◆ **What is expected**
Continue the forum thread about the RTI instruction that starts the FreeRTOS scheduler on an HCS12X processor, picking up right after its last sentence.

#### Excerpted text ####

RTI Instruction to start off Scheduler

nobody wrote on Friday, April 27, 2007:

I am trying to run FreeRTOS on a HCS12X processor and when it comes to the point where the Scheduler should start there is an RTI instruction. However, the PC is then set to an instruction in the void PE_low_level_init(void) function. Then the function finishes its work and nothing happens, the PC points at an BGND instruction… I have no idea how to fix it.


nobody wrote on Friday, April 27, 2007:

The code goes as follows:

/* Restore the context of the first task. */

/* Simulate the end of an interrupt to start the scheduler off. */
__asm( "rti" );

Without knowing the details of the HCS port in particular, the first line should setup the stack pointer such that the RTI instruction causes the program counter to be loaded with the address of the first instruction of the task about to execute.

#### Data listing ####

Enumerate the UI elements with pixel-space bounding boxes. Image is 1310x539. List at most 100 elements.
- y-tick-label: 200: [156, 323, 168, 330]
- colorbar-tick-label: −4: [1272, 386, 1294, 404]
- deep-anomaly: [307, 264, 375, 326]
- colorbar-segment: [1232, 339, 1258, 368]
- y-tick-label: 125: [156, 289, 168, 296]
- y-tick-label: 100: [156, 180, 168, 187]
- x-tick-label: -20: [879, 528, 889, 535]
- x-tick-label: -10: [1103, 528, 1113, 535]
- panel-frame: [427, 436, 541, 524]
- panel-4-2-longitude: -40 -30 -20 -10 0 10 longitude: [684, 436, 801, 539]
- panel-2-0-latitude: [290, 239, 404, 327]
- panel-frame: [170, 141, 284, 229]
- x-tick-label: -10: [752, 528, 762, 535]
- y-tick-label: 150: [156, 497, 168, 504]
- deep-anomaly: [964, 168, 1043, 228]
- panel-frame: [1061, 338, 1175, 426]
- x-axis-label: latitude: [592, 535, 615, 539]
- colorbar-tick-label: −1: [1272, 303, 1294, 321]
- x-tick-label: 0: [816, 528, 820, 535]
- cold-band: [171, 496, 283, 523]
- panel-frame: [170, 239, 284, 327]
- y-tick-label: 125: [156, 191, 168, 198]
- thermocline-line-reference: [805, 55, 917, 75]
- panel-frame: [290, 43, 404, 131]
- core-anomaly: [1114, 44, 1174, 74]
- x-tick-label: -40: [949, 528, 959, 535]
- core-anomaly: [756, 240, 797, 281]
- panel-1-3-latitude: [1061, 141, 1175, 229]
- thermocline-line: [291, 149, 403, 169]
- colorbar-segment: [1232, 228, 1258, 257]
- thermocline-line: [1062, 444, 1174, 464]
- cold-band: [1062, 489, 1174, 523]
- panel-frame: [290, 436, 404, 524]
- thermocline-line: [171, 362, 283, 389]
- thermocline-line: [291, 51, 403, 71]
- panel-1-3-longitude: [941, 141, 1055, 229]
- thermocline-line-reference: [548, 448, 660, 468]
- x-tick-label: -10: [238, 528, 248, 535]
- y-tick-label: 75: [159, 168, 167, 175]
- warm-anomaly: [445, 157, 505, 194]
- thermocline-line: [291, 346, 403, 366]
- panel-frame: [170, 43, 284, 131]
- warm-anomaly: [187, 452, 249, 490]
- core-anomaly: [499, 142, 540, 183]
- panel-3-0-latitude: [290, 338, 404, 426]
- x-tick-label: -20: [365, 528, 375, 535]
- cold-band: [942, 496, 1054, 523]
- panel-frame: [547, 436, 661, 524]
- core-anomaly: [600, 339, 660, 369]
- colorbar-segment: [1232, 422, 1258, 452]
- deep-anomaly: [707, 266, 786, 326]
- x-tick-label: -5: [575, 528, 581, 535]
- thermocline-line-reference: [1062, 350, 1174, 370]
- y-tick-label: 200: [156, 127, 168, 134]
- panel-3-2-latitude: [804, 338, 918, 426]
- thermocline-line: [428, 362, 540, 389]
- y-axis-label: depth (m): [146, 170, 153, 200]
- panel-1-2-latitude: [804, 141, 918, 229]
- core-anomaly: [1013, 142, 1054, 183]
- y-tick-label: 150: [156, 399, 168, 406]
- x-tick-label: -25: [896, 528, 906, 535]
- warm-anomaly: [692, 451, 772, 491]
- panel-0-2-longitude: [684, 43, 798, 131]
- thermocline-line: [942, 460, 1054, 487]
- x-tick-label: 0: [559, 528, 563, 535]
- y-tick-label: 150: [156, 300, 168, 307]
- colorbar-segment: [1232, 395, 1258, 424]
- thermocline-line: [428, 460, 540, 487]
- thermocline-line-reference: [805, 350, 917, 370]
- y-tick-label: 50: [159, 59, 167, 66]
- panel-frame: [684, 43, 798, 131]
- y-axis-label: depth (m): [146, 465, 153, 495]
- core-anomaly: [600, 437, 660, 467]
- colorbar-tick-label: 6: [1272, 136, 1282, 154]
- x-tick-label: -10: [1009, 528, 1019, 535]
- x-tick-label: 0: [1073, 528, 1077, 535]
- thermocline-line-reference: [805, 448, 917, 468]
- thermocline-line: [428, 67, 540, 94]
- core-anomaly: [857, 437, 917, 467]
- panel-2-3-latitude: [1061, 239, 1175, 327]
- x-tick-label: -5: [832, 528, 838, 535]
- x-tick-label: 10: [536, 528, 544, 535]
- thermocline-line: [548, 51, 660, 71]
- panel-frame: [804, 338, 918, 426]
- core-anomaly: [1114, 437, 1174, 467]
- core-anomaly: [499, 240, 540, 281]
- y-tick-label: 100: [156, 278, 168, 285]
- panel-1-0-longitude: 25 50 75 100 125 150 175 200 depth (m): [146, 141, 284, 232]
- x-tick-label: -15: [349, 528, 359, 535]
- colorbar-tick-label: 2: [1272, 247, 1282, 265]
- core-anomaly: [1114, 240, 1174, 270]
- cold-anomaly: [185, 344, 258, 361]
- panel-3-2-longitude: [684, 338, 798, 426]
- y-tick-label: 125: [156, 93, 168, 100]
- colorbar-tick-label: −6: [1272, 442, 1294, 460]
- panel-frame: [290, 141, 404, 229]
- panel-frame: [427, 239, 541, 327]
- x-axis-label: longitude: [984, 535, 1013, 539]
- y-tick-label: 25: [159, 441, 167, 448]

####

◆ **Answer for this exercise**
You should be able to step through the portRESTORE_CONTEXT() code to see this happen.  When you step through the code, check that the registers are loaded with their expected values as setup by pxPortInitialiseStack() in port.c.  By the looks of it the X register should contain 0xffee and the Y 0xddcc.  If this is not the case then something is wrong before portRESTORE_CONTEXT() is called.

I presume PE_ functions are processor expert functions.  Have you at any time enabled the processor expert in the project?  If so, unzip a clean version, then when you open the project and you are asked if you want to connect it to the processor expert, select NO.

Another Dave.

nobody wrote on Friday, April 27, 2007:

I don’t have Processor Expert at all, these functions are included in the clean version of FreeRTOS. The big problem is that the port is for MC9S12DP256 and my MCU is MC9S12XDP512 so what I am actually trying is to adapt it. I’ve changed the linker parameter file and the cpu.c file but it is obviously not enough.

I tried stepping through portRESTORE_CONTEXT() and unfortunately the registers don’t have the values you mentioned. Could there be anything in the port files I have to change so that it works properly on my MCU?

rtel wrote on Friday, April 27, 2007:

What are the differences in the architecture between the MC9S12DP256 and MC9S12XDP512?  I’m guessing the 512 just means more flash, but what does the X get you?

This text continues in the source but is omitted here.